* **AIM OF THE TASK**
Drop every picture, then transcribe the remaining data exactly.

[Saved data entries]

..............................

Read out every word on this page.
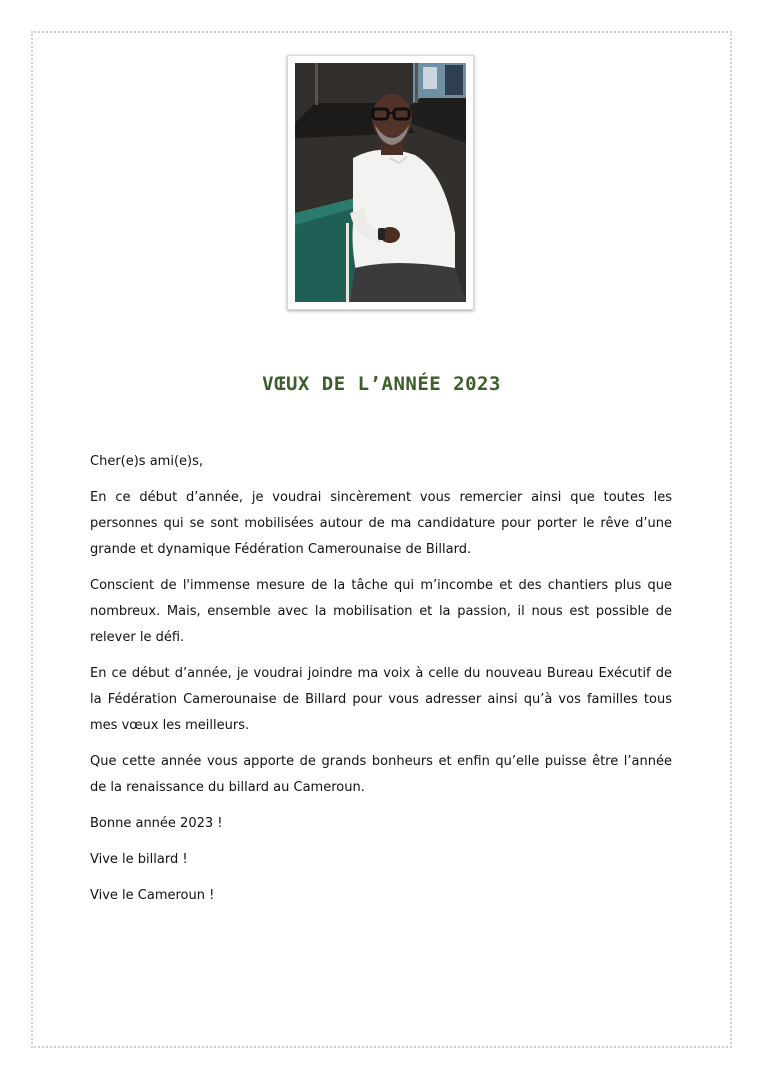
VŒUX DE L’ANNÉE 2023

Cher(e)s ami(e)s,

En ce début d’année, je voudrai sincèrement vous remercier ainsi que toutes les personnes qui se sont mobilisées autour de ma candidature pour porter le rêve d’une grande et dynamique Fédération Camerounaise de Billard.

Conscient de l'immense mesure de la tâche qui m’incombe et des chantiers plus que nombreux. Mais, ensemble avec la mobilisation et la passion, il nous est possible de relever le défi.

En ce début d’année, je voudrai joindre ma voix à celle du nouveau Bureau Exécutif de la Fédération Camerounaise de Billard pour vous adresser ainsi qu’à vos familles tous mes vœux les meilleurs.

Que cette année vous apporte de grands bonheurs et enfin qu’elle puisse être l’année de la renaissance du billard au Cameroun.

Bonne année 2023 !

Vive le billard !

Vive le Cameroun !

..............................

* **PROBLEM SOLUTION**
Read out every word on this page.
VŒUX DE L’ANNÉE 2023

Cher(e)s ami(e)s,

En ce début d’année, je voudrai sincèrement vous remercier ainsi que toutes les personnes qui se sont mobilisées autour de ma candidature pour porter le rêve d’une grande et dynamique Fédération Camerounaise de Billard.

Conscient de l'immense mesure de la tâche qui m’incombe et des chantiers plus que nombreux. Mais, ensemble avec la mobilisation et la passion, il nous est possible de relever le défi.

En ce début d’année, je voudrai joindre ma voix à celle du nouveau Bureau Exécutif de la Fédération Camerounaise de Billard pour vous adresser ainsi qu’à vos familles tous mes vœux les meilleurs.

Que cette année vous apporte de grands bonheurs et enfin qu’elle puisse être l’année de la renaissance du billard au Cameroun.

Bonne année 2023 !

Vive le billard !

Vive le Cameroun !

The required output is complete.